● **What you should do**
Pictures stay out of the copy; restate everything else in the material exactly.

(Data records)
—————
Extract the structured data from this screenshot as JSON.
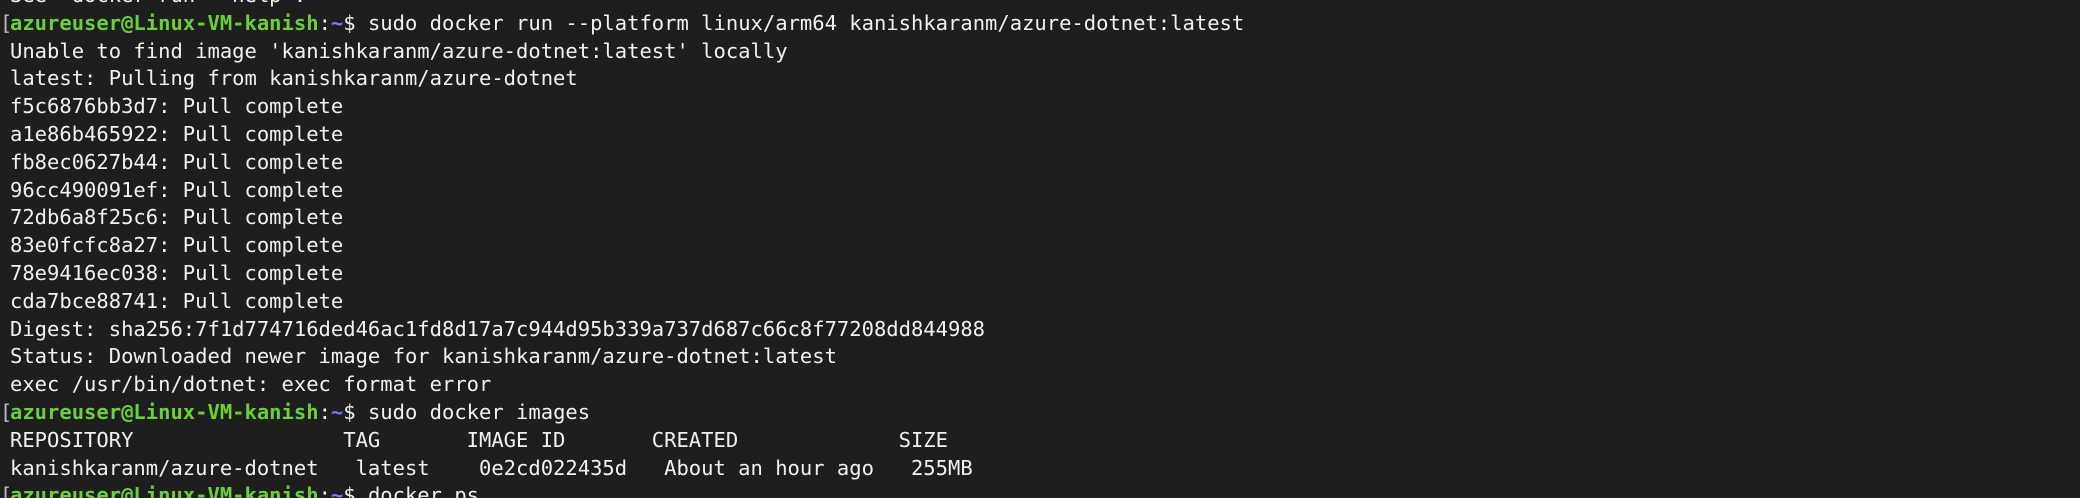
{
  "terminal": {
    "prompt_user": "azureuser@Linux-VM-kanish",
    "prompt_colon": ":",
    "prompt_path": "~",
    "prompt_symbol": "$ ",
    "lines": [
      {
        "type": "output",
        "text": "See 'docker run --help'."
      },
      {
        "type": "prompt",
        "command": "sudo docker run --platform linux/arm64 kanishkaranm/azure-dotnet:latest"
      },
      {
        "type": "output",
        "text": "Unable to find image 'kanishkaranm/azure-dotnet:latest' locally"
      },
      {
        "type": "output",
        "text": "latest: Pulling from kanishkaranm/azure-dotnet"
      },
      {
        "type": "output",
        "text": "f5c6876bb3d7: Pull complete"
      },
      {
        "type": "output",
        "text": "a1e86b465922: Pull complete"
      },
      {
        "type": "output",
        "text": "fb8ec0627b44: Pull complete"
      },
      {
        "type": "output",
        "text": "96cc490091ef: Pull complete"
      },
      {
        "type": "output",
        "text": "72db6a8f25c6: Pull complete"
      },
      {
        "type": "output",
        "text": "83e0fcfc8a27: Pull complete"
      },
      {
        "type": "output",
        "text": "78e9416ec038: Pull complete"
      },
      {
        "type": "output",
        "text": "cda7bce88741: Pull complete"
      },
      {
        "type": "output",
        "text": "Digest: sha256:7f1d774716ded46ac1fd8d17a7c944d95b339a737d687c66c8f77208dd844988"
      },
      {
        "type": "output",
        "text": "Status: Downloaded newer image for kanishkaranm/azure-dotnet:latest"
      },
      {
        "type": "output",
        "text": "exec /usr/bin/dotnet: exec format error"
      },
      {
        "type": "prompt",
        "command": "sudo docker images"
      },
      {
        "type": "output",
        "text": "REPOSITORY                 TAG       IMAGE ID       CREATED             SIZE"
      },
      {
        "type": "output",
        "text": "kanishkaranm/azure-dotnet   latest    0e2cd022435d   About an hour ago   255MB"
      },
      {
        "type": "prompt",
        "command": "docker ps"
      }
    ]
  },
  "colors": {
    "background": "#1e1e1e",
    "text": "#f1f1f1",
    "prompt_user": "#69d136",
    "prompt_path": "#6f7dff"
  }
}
—————
● **Response to the exercise**
Extract the structured data from this screenshot as JSON.
{
  "terminal": {
    "prompt_user": "azureuser@Linux-VM-kanish",
    "prompt_colon": ":",
    "prompt_path": "~",
    "prompt_symbol": "$ ",
    "lines": [
      {
        "type": "output",
        "text": "See 'docker run --help'."
      },
      {
        "type": "prompt",
        "command": "sudo docker run --platform linux/arm64 kanishkaranm/azure-dotnet:latest"
      },
      {
        "type": "output",
        "text": "Unable to find image 'kanishkaranm/azure-dotnet:latest' locally"
      },
      {
        "type": "output",
        "text": "latest: Pulling from kanishkaranm/azure-dotnet"
      },
      {
        "type": "output",
        "text": "f5c6876bb3d7: Pull complete"
      },
      {
        "type": "output",
        "text": "a1e86b465922: Pull complete"
      },
      {
        "type": "output",
        "text": "fb8ec0627b44: Pull complete"
      },
      {
        "type": "output",
        "text": "96cc490091ef: Pull complete"
      },
      {
        "type": "output",
        "text": "72db6a8f25c6: Pull complete"
      },
      {
        "type": "output",
        "text": "83e0fcfc8a27: Pull complete"
      },
      {
        "type": "output",
        "text": "78e9416ec038: Pull complete"
      },
      {
        "type": "output",
        "text": "cda7bce88741: Pull complete"
      },
      {
        "type": "output",
        "text": "Digest: sha256:7f1d774716ded46ac1fd8d17a7c944d95b339a737d687c66c8f77208dd844988"
      },
      {
        "type": "output",
        "text": "Status: Downloaded newer image for kanishkaranm/azure-dotnet:latest"
      },
      {
        "type": "output",
        "text": "exec /usr/bin/dotnet: exec format error"
      },
      {
        "type": "prompt",
        "command": "sudo docker images"
      },
      {
        "type": "output",
        "text": "REPOSITORY                 TAG       IMAGE ID       CREATED             SIZE"
      },
      {
        "type": "output",
        "text": "kanishkaranm/azure-dotnet   latest    0e2cd022435d   About an hour ago   255MB"
      },
      {
        "type": "prompt",
        "command": "docker ps"
      }
    ]
  },
  "colors": {
    "background": "#1e1e1e",
    "text": "#f1f1f1",
    "prompt_user": "#69d136",
    "prompt_path": "#6f7dff"
  }
}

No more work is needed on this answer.